[Rows from a layout dataset]
++++
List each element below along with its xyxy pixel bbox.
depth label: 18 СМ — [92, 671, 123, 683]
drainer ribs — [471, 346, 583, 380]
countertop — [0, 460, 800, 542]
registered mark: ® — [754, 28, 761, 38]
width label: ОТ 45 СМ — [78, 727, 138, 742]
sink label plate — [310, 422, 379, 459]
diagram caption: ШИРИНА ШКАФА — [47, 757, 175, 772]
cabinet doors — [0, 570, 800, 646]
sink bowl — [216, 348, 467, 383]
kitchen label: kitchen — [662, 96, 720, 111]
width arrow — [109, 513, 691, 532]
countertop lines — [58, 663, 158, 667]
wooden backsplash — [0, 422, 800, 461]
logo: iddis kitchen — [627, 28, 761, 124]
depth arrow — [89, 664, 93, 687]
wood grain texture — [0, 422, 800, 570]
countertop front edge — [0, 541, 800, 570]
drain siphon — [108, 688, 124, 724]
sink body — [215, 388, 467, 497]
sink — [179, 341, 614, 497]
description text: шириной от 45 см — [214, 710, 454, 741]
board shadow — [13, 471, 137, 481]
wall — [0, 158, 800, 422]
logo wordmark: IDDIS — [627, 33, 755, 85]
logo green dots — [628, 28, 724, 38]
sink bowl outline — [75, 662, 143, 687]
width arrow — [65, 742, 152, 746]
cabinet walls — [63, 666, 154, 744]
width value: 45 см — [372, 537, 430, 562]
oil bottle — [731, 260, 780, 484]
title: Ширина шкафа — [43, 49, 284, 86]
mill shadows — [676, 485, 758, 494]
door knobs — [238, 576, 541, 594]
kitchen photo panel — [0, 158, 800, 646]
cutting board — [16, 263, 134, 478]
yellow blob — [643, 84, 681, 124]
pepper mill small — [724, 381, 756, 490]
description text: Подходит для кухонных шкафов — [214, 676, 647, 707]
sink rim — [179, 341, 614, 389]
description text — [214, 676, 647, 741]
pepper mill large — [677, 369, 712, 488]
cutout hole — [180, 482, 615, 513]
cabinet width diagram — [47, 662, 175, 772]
++++
Could you reproduce the data word for word, from its very first line through the line containing "logo green dots — [628, 28, 724, 38]", with both of those lines included?

Written answer:
List each element below along with its xyxy pixel bbox.
depth label: 18 СМ — [92, 671, 123, 683]
drainer ribs — [471, 346, 583, 380]
countertop — [0, 460, 800, 542]
registered mark: ® — [754, 28, 761, 38]
width label: ОТ 45 СМ — [78, 727, 138, 742]
sink label plate — [310, 422, 379, 459]
diagram caption: ШИРИНА ШКАФА — [47, 757, 175, 772]
cabinet doors — [0, 570, 800, 646]
sink bowl — [216, 348, 467, 383]
kitchen label: kitchen — [662, 96, 720, 111]
width arrow — [109, 513, 691, 532]
countertop lines — [58, 663, 158, 667]
wooden backsplash — [0, 422, 800, 461]
logo: iddis kitchen — [627, 28, 761, 124]
depth arrow — [89, 664, 93, 687]
wood grain texture — [0, 422, 800, 570]
countertop front edge — [0, 541, 800, 570]
drain siphon — [108, 688, 124, 724]
sink body — [215, 388, 467, 497]
sink — [179, 341, 614, 497]
description text: шириной от 45 см — [214, 710, 454, 741]
board shadow — [13, 471, 137, 481]
wall — [0, 158, 800, 422]
logo wordmark: IDDIS — [627, 33, 755, 85]
logo green dots — [628, 28, 724, 38]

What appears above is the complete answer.